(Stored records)
[start]
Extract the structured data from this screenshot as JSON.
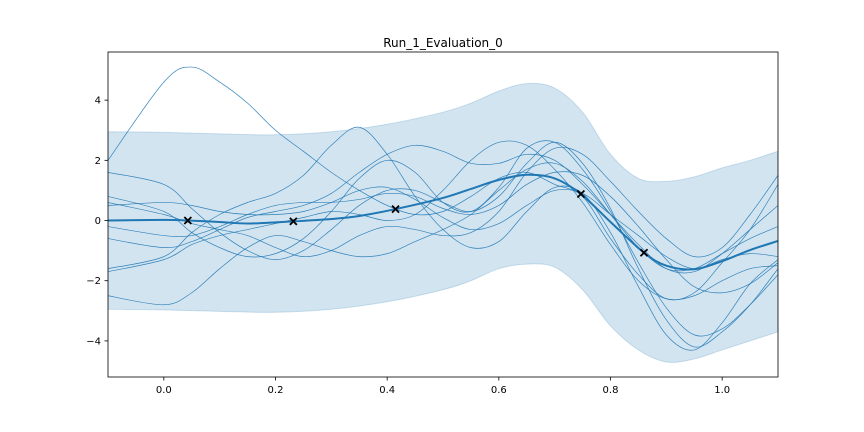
{
  "chart_data": {
    "type": "line",
    "title": "Run_1_Evaluation_0",
    "xlabel": "",
    "ylabel": "",
    "xlim": [
      -0.1,
      1.1
    ],
    "ylim": [
      -5.2,
      5.6
    ],
    "x_ticks": [
      0.0,
      0.2,
      0.4,
      0.6,
      0.8,
      1.0
    ],
    "x_tick_labels": [
      "0.0",
      "0.2",
      "0.4",
      "0.6",
      "0.8",
      "1.0"
    ],
    "y_ticks": [
      -4,
      -2,
      0,
      2,
      4
    ],
    "y_tick_labels": [
      "−4",
      "−2",
      "0",
      "2",
      "4"
    ],
    "grid": false,
    "legend": "none",
    "colors": {
      "mean": "#1f77b4",
      "band": "#1f77b4",
      "samples": "#1f77b4",
      "observations": "#000000"
    },
    "mean": {
      "x": [
        -0.1,
        0.0,
        0.043,
        0.1,
        0.15,
        0.2,
        0.232,
        0.3,
        0.35,
        0.415,
        0.5,
        0.55,
        0.6,
        0.65,
        0.7,
        0.747,
        0.8,
        0.86,
        0.9,
        0.95,
        1.0,
        1.05,
        1.1
      ],
      "values": [
        0.0,
        0.02,
        0.0,
        -0.05,
        -0.1,
        -0.06,
        -0.03,
        0.05,
        0.15,
        0.38,
        0.75,
        1.05,
        1.35,
        1.52,
        1.4,
        0.88,
        -0.05,
        -1.07,
        -1.5,
        -1.62,
        -1.35,
        -0.98,
        -0.68
      ]
    },
    "confidence_band": {
      "x": [
        -0.1,
        0.0,
        0.1,
        0.2,
        0.3,
        0.4,
        0.5,
        0.55,
        0.6,
        0.65,
        0.7,
        0.75,
        0.8,
        0.85,
        0.9,
        0.95,
        1.0,
        1.05,
        1.1
      ],
      "upper": [
        2.95,
        2.93,
        2.88,
        2.85,
        2.95,
        3.2,
        3.6,
        3.9,
        4.3,
        4.55,
        4.4,
        3.6,
        2.2,
        1.4,
        1.3,
        1.45,
        1.75,
        2.0,
        2.3
      ],
      "lower": [
        -2.95,
        -2.97,
        -3.02,
        -3.05,
        -2.95,
        -2.7,
        -2.3,
        -2.0,
        -1.6,
        -1.45,
        -1.55,
        -2.3,
        -3.5,
        -4.3,
        -4.7,
        -4.6,
        -4.3,
        -4.0,
        -3.7
      ]
    },
    "observations": {
      "x": [
        0.043,
        0.232,
        0.415,
        0.747,
        0.86
      ],
      "values": [
        0.0,
        -0.03,
        0.38,
        0.88,
        -1.07
      ]
    },
    "samples_x": [
      -0.1,
      0.0,
      0.05,
      0.1,
      0.15,
      0.2,
      0.25,
      0.3,
      0.35,
      0.4,
      0.45,
      0.5,
      0.55,
      0.6,
      0.65,
      0.7,
      0.75,
      0.8,
      0.85,
      0.9,
      0.95,
      1.0,
      1.05,
      1.1
    ],
    "samples": [
      {
        "values": [
          2.0,
          4.6,
          5.1,
          4.6,
          3.9,
          3.0,
          2.3,
          1.6,
          1.0,
          0.5,
          0.2,
          0.3,
          0.8,
          1.4,
          1.6,
          1.2,
          0.8,
          -0.6,
          -1.8,
          -2.6,
          -2.4,
          -1.4,
          -0.3,
          1.2
        ]
      },
      {
        "values": [
          -1.6,
          -1.2,
          -0.4,
          0.2,
          0.6,
          0.9,
          1.5,
          2.5,
          3.1,
          2.2,
          0.8,
          -0.3,
          -0.9,
          -0.7,
          0.3,
          1.1,
          0.9,
          -0.4,
          -2.2,
          -3.8,
          -4.3,
          -3.4,
          -2.1,
          -1.3
        ]
      },
      {
        "values": [
          1.6,
          1.2,
          0.4,
          -0.4,
          -1.0,
          -1.3,
          -1.0,
          -0.3,
          0.5,
          1.0,
          1.0,
          0.6,
          0.3,
          0.8,
          1.9,
          2.6,
          1.9,
          0.4,
          -1.6,
          -3.3,
          -4.2,
          -3.7,
          -2.8,
          -1.6
        ]
      },
      {
        "values": [
          -1.7,
          -1.3,
          -0.8,
          -0.5,
          -0.3,
          -0.1,
          0.1,
          0.3,
          0.2,
          0.0,
          0.2,
          1.0,
          2.0,
          2.6,
          2.5,
          1.7,
          0.6,
          -0.8,
          -2.0,
          -2.6,
          -2.5,
          -2.0,
          -1.6,
          -1.5
        ]
      },
      {
        "values": [
          0.5,
          0.6,
          0.5,
          0.3,
          0.2,
          0.2,
          0.3,
          0.6,
          1.0,
          1.1,
          0.7,
          0.1,
          -0.3,
          -0.1,
          0.5,
          1.0,
          0.9,
          0.2,
          -0.5,
          -1.2,
          -1.6,
          -1.3,
          -1.1,
          -1.2
        ]
      },
      {
        "values": [
          -0.6,
          -0.9,
          -0.7,
          -0.3,
          0.1,
          0.3,
          0.5,
          0.9,
          1.6,
          2.2,
          2.5,
          2.3,
          1.9,
          1.9,
          2.2,
          2.0,
          1.2,
          0.2,
          -0.8,
          -1.6,
          -1.7,
          -1.1,
          -0.3,
          0.5
        ]
      },
      {
        "values": [
          0.8,
          0.3,
          -0.4,
          -0.9,
          -1.2,
          -1.1,
          -0.6,
          0.3,
          1.4,
          2.0,
          1.6,
          0.6,
          0.3,
          1.1,
          2.4,
          2.6,
          1.7,
          0.3,
          -1.4,
          -2.9,
          -3.8,
          -3.6,
          -2.8,
          -1.8
        ]
      },
      {
        "values": [
          -2.5,
          -2.8,
          -2.4,
          -1.6,
          -0.9,
          -0.5,
          -0.7,
          -1.0,
          -1.2,
          -1.1,
          -0.7,
          -0.3,
          0.2,
          1.0,
          1.7,
          1.9,
          1.3,
          0.2,
          -0.9,
          -1.6,
          -1.6,
          -1.1,
          -0.6,
          -0.2
        ]
      },
      {
        "values": [
          0.6,
          0.2,
          -0.1,
          -0.3,
          -0.5,
          -0.9,
          -1.2,
          -1.0,
          -0.5,
          -0.2,
          -0.3,
          -0.5,
          -0.4,
          0.3,
          1.6,
          2.4,
          2.2,
          1.3,
          0.3,
          -0.6,
          -1.2,
          -0.9,
          0.2,
          1.5
        ]
      },
      {
        "values": [
          -0.2,
          -0.5,
          -0.5,
          -0.2,
          0.2,
          0.5,
          0.6,
          0.6,
          0.7,
          0.9,
          0.8,
          0.4,
          0.2,
          0.5,
          1.2,
          1.6,
          1.5,
          0.8,
          -0.2,
          -1.3,
          -2.2,
          -2.4,
          -2.1,
          -1.4
        ]
      }
    ]
  }
}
[end]
### REQUEST
Set down every record once more, word for word, without pictures.

### FINISHED ANSWER
Extract the structured data from this screenshot as JSON.
{
  "chart_data": {
    "type": "line",
    "title": "Run_1_Evaluation_0",
    "xlabel": "",
    "ylabel": "",
    "xlim": [
      -0.1,
      1.1
    ],
    "ylim": [
      -5.2,
      5.6
    ],
    "x_ticks": [
      0.0,
      0.2,
      0.4,
      0.6,
      0.8,
      1.0
    ],
    "x_tick_labels": [
      "0.0",
      "0.2",
      "0.4",
      "0.6",
      "0.8",
      "1.0"
    ],
    "y_ticks": [
      -4,
      -2,
      0,
      2,
      4
    ],
    "y_tick_labels": [
      "−4",
      "−2",
      "0",
      "2",
      "4"
    ],
    "grid": false,
    "legend": "none",
    "colors": {
      "mean": "#1f77b4",
      "band": "#1f77b4",
      "samples": "#1f77b4",
      "observations": "#000000"
    },
    "mean": {
      "x": [
        -0.1,
        0.0,
        0.043,
        0.1,
        0.15,
        0.2,
        0.232,
        0.3,
        0.35,
        0.415,
        0.5,
        0.55,
        0.6,
        0.65,
        0.7,
        0.747,
        0.8,
        0.86,
        0.9,
        0.95,
        1.0,
        1.05,
        1.1
      ],
      "values": [
        0.0,
        0.02,
        0.0,
        -0.05,
        -0.1,
        -0.06,
        -0.03,
        0.05,
        0.15,
        0.38,
        0.75,
        1.05,
        1.35,
        1.52,
        1.4,
        0.88,
        -0.05,
        -1.07,
        -1.5,
        -1.62,
        -1.35,
        -0.98,
        -0.68
      ]
    },
    "confidence_band": {
      "x": [
        -0.1,
        0.0,
        0.1,
        0.2,
        0.3,
        0.4,
        0.5,
        0.55,
        0.6,
        0.65,
        0.7,
        0.75,
        0.8,
        0.85,
        0.9,
        0.95,
        1.0,
        1.05,
        1.1
      ],
      "upper": [
        2.95,
        2.93,
        2.88,
        2.85,
        2.95,
        3.2,
        3.6,
        3.9,
        4.3,
        4.55,
        4.4,
        3.6,
        2.2,
        1.4,
        1.3,
        1.45,
        1.75,
        2.0,
        2.3
      ],
      "lower": [
        -2.95,
        -2.97,
        -3.02,
        -3.05,
        -2.95,
        -2.7,
        -2.3,
        -2.0,
        -1.6,
        -1.45,
        -1.55,
        -2.3,
        -3.5,
        -4.3,
        -4.7,
        -4.6,
        -4.3,
        -4.0,
        -3.7
      ]
    },
    "observations": {
      "x": [
        0.043,
        0.232,
        0.415,
        0.747,
        0.86
      ],
      "values": [
        0.0,
        -0.03,
        0.38,
        0.88,
        -1.07
      ]
    },
    "samples_x": [
      -0.1,
      0.0,
      0.05,
      0.1,
      0.15,
      0.2,
      0.25,
      0.3,
      0.35,
      0.4,
      0.45,
      0.5,
      0.55,
      0.6,
      0.65,
      0.7,
      0.75,
      0.8,
      0.85,
      0.9,
      0.95,
      1.0,
      1.05,
      1.1
    ],
    "samples": [
      {
        "values": [
          2.0,
          4.6,
          5.1,
          4.6,
          3.9,
          3.0,
          2.3,
          1.6,
          1.0,
          0.5,
          0.2,
          0.3,
          0.8,
          1.4,
          1.6,
          1.2,
          0.8,
          -0.6,
          -1.8,
          -2.6,
          -2.4,
          -1.4,
          -0.3,
          1.2
        ]
      },
      {
        "values": [
          -1.6,
          -1.2,
          -0.4,
          0.2,
          0.6,
          0.9,
          1.5,
          2.5,
          3.1,
          2.2,
          0.8,
          -0.3,
          -0.9,
          -0.7,
          0.3,
          1.1,
          0.9,
          -0.4,
          -2.2,
          -3.8,
          -4.3,
          -3.4,
          -2.1,
          -1.3
        ]
      },
      {
        "values": [
          1.6,
          1.2,
          0.4,
          -0.4,
          -1.0,
          -1.3,
          -1.0,
          -0.3,
          0.5,
          1.0,
          1.0,
          0.6,
          0.3,
          0.8,
          1.9,
          2.6,
          1.9,
          0.4,
          -1.6,
          -3.3,
          -4.2,
          -3.7,
          -2.8,
          -1.6
        ]
      },
      {
        "values": [
          -1.7,
          -1.3,
          -0.8,
          -0.5,
          -0.3,
          -0.1,
          0.1,
          0.3,
          0.2,
          0.0,
          0.2,
          1.0,
          2.0,
          2.6,
          2.5,
          1.7,
          0.6,
          -0.8,
          -2.0,
          -2.6,
          -2.5,
          -2.0,
          -1.6,
          -1.5
        ]
      },
      {
        "values": [
          0.5,
          0.6,
          0.5,
          0.3,
          0.2,
          0.2,
          0.3,
          0.6,
          1.0,
          1.1,
          0.7,
          0.1,
          -0.3,
          -0.1,
          0.5,
          1.0,
          0.9,
          0.2,
          -0.5,
          -1.2,
          -1.6,
          -1.3,
          -1.1,
          -1.2
        ]
      },
      {
        "values": [
          -0.6,
          -0.9,
          -0.7,
          -0.3,
          0.1,
          0.3,
          0.5,
          0.9,
          1.6,
          2.2,
          2.5,
          2.3,
          1.9,
          1.9,
          2.2,
          2.0,
          1.2,
          0.2,
          -0.8,
          -1.6,
          -1.7,
          -1.1,
          -0.3,
          0.5
        ]
      },
      {
        "values": [
          0.8,
          0.3,
          -0.4,
          -0.9,
          -1.2,
          -1.1,
          -0.6,
          0.3,
          1.4,
          2.0,
          1.6,
          0.6,
          0.3,
          1.1,
          2.4,
          2.6,
          1.7,
          0.3,
          -1.4,
          -2.9,
          -3.8,
          -3.6,
          -2.8,
          -1.8
        ]
      },
      {
        "values": [
          -2.5,
          -2.8,
          -2.4,
          -1.6,
          -0.9,
          -0.5,
          -0.7,
          -1.0,
          -1.2,
          -1.1,
          -0.7,
          -0.3,
          0.2,
          1.0,
          1.7,
          1.9,
          1.3,
          0.2,
          -0.9,
          -1.6,
          -1.6,
          -1.1,
          -0.6,
          -0.2
        ]
      },
      {
        "values": [
          0.6,
          0.2,
          -0.1,
          -0.3,
          -0.5,
          -0.9,
          -1.2,
          -1.0,
          -0.5,
          -0.2,
          -0.3,
          -0.5,
          -0.4,
          0.3,
          1.6,
          2.4,
          2.2,
          1.3,
          0.3,
          -0.6,
          -1.2,
          -0.9,
          0.2,
          1.5
        ]
      },
      {
        "values": [
          -0.2,
          -0.5,
          -0.5,
          -0.2,
          0.2,
          0.5,
          0.6,
          0.6,
          0.7,
          0.9,
          0.8,
          0.4,
          0.2,
          0.5,
          1.2,
          1.6,
          1.5,
          0.8,
          -0.2,
          -1.3,
          -2.2,
          -2.4,
          -2.1,
          -1.4
        ]
      }
    ]
  }
}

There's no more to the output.